--- START PROVIDED MATERIAL ---

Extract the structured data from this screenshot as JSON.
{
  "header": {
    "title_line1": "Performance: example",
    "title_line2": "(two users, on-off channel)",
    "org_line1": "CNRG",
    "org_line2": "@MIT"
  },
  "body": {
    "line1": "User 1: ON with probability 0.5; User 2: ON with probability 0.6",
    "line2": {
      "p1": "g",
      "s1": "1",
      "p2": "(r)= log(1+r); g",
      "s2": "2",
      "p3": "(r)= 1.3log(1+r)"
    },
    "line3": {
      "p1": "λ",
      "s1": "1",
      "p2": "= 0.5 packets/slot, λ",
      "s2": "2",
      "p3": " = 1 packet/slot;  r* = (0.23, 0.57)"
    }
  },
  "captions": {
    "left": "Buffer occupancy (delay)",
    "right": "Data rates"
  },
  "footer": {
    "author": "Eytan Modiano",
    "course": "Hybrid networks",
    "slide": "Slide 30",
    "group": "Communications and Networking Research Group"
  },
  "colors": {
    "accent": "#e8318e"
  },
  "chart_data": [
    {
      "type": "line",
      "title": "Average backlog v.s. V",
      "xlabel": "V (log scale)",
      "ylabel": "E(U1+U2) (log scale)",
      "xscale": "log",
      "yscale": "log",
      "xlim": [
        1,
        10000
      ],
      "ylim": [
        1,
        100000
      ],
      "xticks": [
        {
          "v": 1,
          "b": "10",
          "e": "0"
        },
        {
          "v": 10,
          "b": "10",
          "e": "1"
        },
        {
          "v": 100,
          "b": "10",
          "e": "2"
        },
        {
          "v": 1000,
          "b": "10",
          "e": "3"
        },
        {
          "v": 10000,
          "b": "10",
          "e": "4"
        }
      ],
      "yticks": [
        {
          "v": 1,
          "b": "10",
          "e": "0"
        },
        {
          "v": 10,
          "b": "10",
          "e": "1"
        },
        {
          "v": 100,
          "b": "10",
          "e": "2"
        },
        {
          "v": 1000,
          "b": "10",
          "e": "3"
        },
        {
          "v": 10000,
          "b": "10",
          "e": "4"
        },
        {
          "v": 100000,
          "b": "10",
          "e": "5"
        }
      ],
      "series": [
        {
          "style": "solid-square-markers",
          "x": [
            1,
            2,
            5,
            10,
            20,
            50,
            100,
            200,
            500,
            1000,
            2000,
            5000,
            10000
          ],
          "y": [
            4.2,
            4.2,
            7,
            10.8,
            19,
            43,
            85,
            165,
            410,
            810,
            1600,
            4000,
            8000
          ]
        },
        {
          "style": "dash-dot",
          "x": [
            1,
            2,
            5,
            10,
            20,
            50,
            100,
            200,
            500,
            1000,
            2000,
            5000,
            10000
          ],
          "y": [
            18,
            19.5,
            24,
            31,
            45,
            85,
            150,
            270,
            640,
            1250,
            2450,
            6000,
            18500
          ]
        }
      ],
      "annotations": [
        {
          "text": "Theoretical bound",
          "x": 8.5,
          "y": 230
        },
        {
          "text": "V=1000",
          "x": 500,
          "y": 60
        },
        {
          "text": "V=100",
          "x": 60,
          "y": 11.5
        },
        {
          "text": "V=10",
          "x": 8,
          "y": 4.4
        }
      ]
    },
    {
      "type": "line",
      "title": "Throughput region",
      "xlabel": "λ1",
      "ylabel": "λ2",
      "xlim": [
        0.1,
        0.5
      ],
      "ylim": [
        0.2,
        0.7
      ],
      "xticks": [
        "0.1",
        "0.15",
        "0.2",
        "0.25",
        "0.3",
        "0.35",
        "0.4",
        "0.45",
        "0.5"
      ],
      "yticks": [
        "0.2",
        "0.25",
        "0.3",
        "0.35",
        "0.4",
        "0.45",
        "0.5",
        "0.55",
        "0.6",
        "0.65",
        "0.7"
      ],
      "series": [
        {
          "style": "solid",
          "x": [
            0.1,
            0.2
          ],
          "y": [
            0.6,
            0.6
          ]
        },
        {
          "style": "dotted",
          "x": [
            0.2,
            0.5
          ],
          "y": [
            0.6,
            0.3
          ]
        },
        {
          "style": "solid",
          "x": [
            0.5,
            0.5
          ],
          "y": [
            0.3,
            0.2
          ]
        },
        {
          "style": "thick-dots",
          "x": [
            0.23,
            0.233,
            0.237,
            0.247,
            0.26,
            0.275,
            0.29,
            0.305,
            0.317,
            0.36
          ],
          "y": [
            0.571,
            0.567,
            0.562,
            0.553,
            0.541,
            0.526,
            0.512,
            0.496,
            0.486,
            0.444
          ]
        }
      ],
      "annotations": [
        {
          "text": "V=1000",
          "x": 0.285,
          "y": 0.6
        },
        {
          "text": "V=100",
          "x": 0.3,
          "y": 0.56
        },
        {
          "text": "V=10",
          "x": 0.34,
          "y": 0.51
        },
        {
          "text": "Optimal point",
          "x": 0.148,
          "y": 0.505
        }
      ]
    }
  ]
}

--- END PROVIDED MATERIAL ---

WHAT THE EXERCISE ASKS >> Only the number is wanted: how many lines of these entries contain the string "slot"?

WRITTEN RESPONSE >> 2